→ **Provided entries**:
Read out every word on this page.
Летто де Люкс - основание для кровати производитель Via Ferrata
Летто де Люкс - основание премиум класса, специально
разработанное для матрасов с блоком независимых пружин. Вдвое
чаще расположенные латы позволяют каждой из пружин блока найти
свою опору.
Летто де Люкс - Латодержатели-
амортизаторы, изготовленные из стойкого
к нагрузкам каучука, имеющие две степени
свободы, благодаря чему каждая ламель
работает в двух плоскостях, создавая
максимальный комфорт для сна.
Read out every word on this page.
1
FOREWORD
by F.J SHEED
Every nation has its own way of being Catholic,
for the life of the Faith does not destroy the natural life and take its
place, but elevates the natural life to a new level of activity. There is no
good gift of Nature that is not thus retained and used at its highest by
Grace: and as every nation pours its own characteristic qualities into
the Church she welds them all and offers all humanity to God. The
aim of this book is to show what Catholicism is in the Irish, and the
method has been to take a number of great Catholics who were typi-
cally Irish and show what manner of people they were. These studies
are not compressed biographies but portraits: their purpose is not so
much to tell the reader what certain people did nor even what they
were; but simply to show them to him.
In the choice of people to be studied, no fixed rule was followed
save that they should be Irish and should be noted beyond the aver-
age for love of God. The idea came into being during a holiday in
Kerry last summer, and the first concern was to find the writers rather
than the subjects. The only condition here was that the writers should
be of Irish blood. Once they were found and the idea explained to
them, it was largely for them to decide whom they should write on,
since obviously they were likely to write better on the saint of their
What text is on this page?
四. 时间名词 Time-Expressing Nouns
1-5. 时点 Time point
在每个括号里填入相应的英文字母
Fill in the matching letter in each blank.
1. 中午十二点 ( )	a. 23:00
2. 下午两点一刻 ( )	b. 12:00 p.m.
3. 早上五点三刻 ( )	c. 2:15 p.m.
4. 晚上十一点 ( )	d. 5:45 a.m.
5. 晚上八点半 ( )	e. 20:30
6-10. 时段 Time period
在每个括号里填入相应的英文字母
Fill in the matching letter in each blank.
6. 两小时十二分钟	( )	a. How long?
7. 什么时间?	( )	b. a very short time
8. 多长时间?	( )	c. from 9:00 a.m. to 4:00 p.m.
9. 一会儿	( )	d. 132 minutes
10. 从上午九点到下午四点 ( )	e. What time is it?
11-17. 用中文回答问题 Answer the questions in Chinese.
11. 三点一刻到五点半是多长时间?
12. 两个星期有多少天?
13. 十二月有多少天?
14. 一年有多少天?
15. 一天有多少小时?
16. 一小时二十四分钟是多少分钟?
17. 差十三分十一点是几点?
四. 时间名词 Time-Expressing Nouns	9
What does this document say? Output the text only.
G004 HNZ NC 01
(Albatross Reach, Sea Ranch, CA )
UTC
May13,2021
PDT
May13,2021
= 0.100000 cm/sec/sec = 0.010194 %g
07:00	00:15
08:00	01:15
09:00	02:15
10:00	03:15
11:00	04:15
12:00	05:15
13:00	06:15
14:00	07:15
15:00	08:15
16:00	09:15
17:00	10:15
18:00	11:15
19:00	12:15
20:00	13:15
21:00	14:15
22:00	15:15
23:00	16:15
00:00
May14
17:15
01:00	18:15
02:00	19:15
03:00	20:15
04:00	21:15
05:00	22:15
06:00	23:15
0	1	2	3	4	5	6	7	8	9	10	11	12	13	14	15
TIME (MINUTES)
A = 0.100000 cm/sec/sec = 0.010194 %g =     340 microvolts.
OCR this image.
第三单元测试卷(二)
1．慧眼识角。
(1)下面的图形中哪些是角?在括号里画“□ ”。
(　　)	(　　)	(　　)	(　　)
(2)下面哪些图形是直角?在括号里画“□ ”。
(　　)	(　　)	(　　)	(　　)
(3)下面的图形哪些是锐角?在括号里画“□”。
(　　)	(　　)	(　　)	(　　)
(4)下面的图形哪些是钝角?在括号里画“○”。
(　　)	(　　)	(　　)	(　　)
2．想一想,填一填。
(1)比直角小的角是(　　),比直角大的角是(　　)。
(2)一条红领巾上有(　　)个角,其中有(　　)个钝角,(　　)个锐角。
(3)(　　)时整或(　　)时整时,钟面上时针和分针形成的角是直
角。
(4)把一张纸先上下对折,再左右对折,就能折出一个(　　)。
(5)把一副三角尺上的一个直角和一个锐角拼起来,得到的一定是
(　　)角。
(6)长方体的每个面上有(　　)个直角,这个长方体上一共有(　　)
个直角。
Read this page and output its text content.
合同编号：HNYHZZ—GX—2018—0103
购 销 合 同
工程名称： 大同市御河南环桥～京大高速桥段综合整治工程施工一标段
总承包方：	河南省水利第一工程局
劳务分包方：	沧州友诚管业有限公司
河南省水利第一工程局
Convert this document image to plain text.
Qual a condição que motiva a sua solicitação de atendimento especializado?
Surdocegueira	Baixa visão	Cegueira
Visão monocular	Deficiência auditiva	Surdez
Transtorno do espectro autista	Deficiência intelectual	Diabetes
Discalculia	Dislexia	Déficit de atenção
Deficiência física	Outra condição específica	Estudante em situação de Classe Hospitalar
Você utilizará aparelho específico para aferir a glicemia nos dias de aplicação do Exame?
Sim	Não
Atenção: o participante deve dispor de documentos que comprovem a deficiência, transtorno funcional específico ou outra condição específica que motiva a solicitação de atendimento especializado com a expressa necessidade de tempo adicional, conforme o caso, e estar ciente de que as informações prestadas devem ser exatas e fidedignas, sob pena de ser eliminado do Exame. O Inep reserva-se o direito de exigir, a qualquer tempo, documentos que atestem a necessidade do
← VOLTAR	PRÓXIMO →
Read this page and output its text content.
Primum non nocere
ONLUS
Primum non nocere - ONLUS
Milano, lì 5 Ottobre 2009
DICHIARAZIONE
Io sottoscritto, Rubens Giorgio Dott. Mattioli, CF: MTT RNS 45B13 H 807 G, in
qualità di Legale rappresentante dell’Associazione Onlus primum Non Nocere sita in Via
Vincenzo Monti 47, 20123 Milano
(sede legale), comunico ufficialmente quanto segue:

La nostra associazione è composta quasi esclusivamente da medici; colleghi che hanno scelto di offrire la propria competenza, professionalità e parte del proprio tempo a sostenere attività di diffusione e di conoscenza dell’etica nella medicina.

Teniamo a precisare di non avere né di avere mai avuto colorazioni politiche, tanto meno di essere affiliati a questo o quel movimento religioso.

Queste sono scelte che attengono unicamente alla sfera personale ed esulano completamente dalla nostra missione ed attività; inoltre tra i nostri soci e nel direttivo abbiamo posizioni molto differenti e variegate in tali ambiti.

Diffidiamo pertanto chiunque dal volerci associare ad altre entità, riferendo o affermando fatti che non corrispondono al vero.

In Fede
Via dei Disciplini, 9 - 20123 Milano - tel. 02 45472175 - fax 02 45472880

→ **Objective**: Scan the records above and report how many lines include the word "Expressing", without any other text.

→ **The answer**: 2